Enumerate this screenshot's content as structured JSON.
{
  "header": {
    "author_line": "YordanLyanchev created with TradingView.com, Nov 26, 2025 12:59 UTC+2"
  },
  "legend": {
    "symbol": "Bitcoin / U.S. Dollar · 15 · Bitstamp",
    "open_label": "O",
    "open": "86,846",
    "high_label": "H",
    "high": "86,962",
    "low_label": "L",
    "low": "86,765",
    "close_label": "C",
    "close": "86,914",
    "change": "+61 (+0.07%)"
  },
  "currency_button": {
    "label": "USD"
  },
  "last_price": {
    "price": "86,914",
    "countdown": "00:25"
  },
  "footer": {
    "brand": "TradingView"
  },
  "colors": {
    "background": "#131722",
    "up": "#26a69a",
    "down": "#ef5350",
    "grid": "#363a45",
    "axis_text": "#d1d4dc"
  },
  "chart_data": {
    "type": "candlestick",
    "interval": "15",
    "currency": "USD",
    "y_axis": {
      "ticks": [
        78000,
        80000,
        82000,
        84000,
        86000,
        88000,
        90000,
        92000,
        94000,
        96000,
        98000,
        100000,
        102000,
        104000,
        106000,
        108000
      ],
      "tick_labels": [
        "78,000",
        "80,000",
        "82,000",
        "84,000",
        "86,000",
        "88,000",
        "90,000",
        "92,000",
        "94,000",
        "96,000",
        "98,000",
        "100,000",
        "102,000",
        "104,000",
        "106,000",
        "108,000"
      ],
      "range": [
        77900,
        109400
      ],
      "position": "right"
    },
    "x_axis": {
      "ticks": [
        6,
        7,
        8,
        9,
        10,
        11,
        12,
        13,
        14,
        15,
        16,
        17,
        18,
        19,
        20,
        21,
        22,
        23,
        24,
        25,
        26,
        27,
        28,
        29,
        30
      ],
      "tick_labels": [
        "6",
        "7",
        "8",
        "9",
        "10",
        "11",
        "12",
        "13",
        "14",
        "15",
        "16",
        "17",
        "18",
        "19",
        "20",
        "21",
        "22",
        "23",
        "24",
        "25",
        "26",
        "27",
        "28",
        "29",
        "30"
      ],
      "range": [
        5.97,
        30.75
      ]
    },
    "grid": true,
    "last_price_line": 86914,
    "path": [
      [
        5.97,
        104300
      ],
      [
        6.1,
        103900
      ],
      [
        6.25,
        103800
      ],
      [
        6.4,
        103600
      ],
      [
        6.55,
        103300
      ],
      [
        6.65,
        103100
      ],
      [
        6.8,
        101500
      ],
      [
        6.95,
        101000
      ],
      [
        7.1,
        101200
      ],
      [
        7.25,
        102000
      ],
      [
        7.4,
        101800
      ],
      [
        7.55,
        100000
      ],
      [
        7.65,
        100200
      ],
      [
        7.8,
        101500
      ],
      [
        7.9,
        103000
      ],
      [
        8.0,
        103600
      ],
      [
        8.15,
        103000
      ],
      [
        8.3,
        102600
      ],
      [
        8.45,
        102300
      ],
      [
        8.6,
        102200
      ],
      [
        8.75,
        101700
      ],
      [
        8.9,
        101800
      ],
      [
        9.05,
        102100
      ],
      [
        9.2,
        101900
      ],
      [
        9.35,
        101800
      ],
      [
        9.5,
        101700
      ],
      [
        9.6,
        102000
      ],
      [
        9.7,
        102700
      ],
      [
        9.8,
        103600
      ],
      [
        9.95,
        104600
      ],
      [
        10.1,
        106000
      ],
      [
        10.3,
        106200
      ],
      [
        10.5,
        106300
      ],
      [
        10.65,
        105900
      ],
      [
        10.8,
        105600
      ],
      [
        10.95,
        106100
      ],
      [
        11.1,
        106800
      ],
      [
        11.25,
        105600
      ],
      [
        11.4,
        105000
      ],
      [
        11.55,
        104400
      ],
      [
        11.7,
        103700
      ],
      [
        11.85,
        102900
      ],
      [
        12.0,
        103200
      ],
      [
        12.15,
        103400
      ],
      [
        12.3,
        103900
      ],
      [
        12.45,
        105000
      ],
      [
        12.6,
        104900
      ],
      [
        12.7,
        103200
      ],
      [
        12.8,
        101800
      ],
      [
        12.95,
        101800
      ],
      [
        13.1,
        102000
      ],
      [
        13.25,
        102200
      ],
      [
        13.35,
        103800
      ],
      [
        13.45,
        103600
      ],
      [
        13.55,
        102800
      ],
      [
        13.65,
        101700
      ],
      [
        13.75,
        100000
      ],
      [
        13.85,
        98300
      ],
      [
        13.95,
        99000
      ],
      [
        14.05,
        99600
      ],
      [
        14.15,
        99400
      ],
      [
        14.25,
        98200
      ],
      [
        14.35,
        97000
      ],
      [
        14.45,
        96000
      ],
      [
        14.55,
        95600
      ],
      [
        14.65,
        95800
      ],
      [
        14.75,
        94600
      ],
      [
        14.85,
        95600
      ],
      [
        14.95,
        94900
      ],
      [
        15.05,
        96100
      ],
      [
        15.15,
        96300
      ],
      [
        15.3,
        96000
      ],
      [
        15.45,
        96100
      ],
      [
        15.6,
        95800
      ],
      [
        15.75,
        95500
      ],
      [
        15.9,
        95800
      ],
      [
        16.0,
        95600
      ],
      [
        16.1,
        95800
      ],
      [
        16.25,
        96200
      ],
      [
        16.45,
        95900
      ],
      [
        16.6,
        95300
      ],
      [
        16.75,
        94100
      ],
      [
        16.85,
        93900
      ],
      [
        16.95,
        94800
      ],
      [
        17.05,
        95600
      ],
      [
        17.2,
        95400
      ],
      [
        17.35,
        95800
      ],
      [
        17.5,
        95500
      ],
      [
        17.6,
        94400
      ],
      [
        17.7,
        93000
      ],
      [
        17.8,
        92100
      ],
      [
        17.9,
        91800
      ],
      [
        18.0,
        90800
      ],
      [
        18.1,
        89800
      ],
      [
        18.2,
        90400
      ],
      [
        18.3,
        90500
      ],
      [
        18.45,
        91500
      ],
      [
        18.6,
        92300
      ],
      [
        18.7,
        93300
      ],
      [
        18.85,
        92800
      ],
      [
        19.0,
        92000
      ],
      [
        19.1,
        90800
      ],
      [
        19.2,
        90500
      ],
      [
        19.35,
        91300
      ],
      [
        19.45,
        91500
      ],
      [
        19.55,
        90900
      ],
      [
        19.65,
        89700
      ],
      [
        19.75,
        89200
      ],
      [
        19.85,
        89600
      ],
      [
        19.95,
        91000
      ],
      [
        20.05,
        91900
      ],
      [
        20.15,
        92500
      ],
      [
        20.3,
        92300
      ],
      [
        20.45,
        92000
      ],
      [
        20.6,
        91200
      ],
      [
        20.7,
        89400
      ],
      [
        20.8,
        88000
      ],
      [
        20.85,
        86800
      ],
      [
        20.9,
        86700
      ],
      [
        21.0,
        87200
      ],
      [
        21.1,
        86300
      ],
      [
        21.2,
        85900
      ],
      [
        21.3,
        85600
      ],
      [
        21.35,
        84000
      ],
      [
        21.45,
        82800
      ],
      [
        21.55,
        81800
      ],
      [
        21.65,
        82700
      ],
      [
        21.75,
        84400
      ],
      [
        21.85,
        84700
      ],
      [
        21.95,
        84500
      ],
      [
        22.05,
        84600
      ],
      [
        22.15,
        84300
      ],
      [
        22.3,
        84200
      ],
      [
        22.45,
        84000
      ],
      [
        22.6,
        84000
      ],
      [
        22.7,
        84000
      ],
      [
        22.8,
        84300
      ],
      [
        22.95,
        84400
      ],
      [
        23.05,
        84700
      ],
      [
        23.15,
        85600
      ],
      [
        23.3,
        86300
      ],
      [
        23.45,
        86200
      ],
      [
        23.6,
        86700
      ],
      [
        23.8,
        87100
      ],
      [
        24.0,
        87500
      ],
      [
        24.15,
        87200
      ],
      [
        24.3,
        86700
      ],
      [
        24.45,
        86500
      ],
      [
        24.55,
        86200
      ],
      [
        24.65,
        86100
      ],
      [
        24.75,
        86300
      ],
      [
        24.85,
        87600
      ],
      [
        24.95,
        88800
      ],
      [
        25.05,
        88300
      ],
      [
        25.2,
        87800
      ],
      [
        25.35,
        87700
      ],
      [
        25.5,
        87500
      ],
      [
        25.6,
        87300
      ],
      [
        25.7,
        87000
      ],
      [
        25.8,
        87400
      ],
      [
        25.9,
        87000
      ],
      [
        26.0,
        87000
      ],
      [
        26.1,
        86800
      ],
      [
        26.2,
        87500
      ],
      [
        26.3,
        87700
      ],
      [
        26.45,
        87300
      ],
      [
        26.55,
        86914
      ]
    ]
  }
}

*-*-*

Look through the data and show every line containing "TradingView".

    "author_line": "YordanLyanchev created with TradingView.com, Nov 26, 2025 12:59 UTC+2"
    "brand": "TradingView"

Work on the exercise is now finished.